Task brief
Each entry in the listing below should be restated word for word.

····················

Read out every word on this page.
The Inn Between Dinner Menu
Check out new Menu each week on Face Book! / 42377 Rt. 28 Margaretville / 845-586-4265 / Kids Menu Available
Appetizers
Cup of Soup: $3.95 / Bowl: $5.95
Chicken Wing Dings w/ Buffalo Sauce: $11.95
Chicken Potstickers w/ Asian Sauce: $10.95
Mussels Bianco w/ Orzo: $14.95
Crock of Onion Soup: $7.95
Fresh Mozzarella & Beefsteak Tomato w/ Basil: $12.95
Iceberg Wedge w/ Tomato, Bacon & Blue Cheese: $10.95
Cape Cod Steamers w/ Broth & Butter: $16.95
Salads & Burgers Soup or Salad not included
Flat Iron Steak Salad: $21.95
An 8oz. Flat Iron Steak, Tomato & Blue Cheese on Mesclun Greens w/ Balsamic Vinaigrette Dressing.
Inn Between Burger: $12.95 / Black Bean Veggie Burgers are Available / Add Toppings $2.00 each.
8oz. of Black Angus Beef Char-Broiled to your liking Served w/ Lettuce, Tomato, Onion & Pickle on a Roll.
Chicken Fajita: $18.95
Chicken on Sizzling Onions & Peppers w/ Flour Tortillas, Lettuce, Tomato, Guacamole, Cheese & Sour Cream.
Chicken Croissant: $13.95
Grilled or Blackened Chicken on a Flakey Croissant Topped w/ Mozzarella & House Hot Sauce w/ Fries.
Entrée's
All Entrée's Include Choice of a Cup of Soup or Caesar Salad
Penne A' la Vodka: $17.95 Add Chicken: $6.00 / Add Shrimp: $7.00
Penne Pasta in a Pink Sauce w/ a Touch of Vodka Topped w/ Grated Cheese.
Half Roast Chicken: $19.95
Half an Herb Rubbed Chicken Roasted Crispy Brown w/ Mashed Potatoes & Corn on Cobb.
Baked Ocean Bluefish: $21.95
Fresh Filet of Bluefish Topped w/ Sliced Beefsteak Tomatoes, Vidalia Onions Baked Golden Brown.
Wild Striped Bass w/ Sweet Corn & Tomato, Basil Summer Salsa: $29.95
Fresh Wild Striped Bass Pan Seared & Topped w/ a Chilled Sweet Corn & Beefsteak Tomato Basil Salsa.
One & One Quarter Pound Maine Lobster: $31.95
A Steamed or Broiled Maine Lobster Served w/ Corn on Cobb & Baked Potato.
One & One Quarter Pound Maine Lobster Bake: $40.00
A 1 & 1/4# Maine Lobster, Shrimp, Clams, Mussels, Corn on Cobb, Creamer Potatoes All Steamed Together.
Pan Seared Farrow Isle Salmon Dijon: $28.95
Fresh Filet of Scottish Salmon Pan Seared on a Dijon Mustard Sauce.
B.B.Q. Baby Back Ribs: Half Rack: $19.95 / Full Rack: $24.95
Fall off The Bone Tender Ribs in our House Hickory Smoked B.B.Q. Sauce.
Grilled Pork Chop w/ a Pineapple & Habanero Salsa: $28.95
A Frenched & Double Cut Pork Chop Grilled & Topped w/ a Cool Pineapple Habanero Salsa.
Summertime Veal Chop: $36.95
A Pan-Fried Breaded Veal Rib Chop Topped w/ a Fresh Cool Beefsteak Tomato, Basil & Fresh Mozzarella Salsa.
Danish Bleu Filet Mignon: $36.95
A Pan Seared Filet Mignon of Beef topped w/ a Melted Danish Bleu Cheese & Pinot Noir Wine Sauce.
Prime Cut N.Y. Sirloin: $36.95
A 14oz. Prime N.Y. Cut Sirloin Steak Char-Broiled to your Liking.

····················

Full solution
Read out every word on this page.
The Inn Between Dinner Menu
Check out new Menu each week on Face Book! / 42377 Rt. 28 Margaretville / 845-586-4265 / Kids Menu Available
Appetizers
Cup of Soup: $3.95 / Bowl: $5.95
Chicken Wing Dings w/ Buffalo Sauce: $11.95
Chicken Potstickers w/ Asian Sauce: $10.95
Mussels Bianco w/ Orzo: $14.95
Crock of Onion Soup: $7.95
Fresh Mozzarella & Beefsteak Tomato w/ Basil: $12.95
Iceberg Wedge w/ Tomato, Bacon & Blue Cheese: $10.95
Cape Cod Steamers w/ Broth & Butter: $16.95
Salads & Burgers Soup or Salad not included
Flat Iron Steak Salad: $21.95
An 8oz. Flat Iron Steak, Tomato & Blue Cheese on Mesclun Greens w/ Balsamic Vinaigrette Dressing.
Inn Between Burger: $12.95 / Black Bean Veggie Burgers are Available / Add Toppings $2.00 each.
8oz. of Black Angus Beef Char-Broiled to your liking Served w/ Lettuce, Tomato, Onion & Pickle on a Roll.
Chicken Fajita: $18.95
Chicken on Sizzling Onions & Peppers w/ Flour Tortillas, Lettuce, Tomato, Guacamole, Cheese & Sour Cream.
Chicken Croissant: $13.95
Grilled or Blackened Chicken on a Flakey Croissant Topped w/ Mozzarella & House Hot Sauce w/ Fries.
Entrée's
All Entrée's Include Choice of a Cup of Soup or Caesar Salad
Penne A' la Vodka: $17.95 Add Chicken: $6.00 / Add Shrimp: $7.00
Penne Pasta in a Pink Sauce w/ a Touch of Vodka Topped w/ Grated Cheese.
Half Roast Chicken: $19.95
Half an Herb Rubbed Chicken Roasted Crispy Brown w/ Mashed Potatoes & Corn on Cobb.
Baked Ocean Bluefish: $21.95
Fresh Filet of Bluefish Topped w/ Sliced Beefsteak Tomatoes, Vidalia Onions Baked Golden Brown.
Wild Striped Bass w/ Sweet Corn & Tomato, Basil Summer Salsa: $29.95
Fresh Wild Striped Bass Pan Seared & Topped w/ a Chilled Sweet Corn & Beefsteak Tomato Basil Salsa.
One & One Quarter Pound Maine Lobster: $31.95
A Steamed or Broiled Maine Lobster Served w/ Corn on Cobb & Baked Potato.
One & One Quarter Pound Maine Lobster Bake: $40.00
A 1 & 1/4# Maine Lobster, Shrimp, Clams, Mussels, Corn on Cobb, Creamer Potatoes All Steamed Together.
Pan Seared Farrow Isle Salmon Dijon: $28.95
Fresh Filet of Scottish Salmon Pan Seared on a Dijon Mustard Sauce.
B.B.Q. Baby Back Ribs: Half Rack: $19.95 / Full Rack: $24.95
Fall off The Bone Tender Ribs in our House Hickory Smoked B.B.Q. Sauce.
Grilled Pork Chop w/ a Pineapple & Habanero Salsa: $28.95
A Frenched & Double Cut Pork Chop Grilled & Topped w/ a Cool Pineapple Habanero Salsa.
Summertime Veal Chop: $36.95
A Pan-Fried Breaded Veal Rib Chop Topped w/ a Fresh Cool Beefsteak Tomato, Basil & Fresh Mozzarella Salsa.
Danish Bleu Filet Mignon: $36.95
A Pan Seared Filet Mignon of Beef topped w/ a Melted Danish Bleu Cheese & Pinot Noir Wine Sauce.
Prime Cut N.Y. Sirloin: $36.95
A 14oz. Prime N.Y. Cut Sirloin Steak Char-Broiled to your Liking.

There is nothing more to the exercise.